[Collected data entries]

-*-

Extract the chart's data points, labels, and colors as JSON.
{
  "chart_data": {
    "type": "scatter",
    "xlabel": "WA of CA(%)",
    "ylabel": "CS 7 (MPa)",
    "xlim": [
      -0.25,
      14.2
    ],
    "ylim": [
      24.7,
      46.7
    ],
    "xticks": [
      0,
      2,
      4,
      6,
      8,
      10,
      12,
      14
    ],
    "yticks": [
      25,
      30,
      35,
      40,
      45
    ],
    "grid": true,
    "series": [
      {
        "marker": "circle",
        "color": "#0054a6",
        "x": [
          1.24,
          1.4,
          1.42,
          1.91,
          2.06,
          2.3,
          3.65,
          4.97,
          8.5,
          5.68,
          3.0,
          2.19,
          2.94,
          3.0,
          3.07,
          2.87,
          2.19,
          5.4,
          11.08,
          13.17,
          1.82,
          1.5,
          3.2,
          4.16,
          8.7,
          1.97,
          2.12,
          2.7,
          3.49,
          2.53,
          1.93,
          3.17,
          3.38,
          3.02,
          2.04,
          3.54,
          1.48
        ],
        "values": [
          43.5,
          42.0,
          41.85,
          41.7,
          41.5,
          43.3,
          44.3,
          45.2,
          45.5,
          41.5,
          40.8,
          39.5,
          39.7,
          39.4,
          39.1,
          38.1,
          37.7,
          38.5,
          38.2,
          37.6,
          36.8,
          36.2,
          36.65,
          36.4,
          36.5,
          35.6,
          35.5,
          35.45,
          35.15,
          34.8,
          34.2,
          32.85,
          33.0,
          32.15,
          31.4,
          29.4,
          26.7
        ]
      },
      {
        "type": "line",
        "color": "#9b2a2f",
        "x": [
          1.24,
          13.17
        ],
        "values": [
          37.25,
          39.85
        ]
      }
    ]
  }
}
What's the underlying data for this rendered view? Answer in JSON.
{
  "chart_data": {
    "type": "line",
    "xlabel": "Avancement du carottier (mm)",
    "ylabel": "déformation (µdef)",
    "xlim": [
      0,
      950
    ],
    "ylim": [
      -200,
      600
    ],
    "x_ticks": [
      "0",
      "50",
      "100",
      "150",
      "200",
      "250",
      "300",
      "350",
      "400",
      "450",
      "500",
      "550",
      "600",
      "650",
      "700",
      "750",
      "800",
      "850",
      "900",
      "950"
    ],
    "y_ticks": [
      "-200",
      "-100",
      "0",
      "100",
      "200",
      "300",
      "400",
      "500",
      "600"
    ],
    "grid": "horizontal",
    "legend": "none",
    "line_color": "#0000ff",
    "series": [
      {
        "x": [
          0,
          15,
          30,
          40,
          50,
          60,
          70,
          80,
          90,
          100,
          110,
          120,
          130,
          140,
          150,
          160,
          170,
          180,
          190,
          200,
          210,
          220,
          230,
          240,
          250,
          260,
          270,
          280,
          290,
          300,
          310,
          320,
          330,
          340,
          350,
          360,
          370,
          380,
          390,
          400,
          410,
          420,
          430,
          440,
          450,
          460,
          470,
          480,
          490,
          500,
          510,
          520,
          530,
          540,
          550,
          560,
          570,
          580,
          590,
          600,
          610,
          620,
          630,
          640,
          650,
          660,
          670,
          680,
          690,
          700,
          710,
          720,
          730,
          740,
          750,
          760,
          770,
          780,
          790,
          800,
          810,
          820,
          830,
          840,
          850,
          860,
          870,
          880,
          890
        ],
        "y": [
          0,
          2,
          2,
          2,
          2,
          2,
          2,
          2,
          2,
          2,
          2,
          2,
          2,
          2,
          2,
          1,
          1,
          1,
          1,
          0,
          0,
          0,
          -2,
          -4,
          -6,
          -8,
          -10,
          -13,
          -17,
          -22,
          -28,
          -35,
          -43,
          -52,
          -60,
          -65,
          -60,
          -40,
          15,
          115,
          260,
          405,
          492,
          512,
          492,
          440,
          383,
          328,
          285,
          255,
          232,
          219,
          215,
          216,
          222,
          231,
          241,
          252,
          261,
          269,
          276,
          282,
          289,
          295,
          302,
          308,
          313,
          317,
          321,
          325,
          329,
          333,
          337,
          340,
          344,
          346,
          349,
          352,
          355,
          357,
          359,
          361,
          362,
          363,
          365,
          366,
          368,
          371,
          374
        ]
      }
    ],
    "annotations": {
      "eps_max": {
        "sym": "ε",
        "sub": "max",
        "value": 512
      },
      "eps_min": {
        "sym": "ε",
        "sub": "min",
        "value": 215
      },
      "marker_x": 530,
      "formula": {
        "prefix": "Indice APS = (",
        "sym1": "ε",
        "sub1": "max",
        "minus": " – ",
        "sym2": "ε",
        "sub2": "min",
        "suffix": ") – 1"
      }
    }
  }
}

-*-

**What the task requires**
Gather each line in the entries above where the string "ylabel" is found.

**Written response**
    "ylabel": "CS 7 (MPa)",
    "ylabel": "déformation (µdef)",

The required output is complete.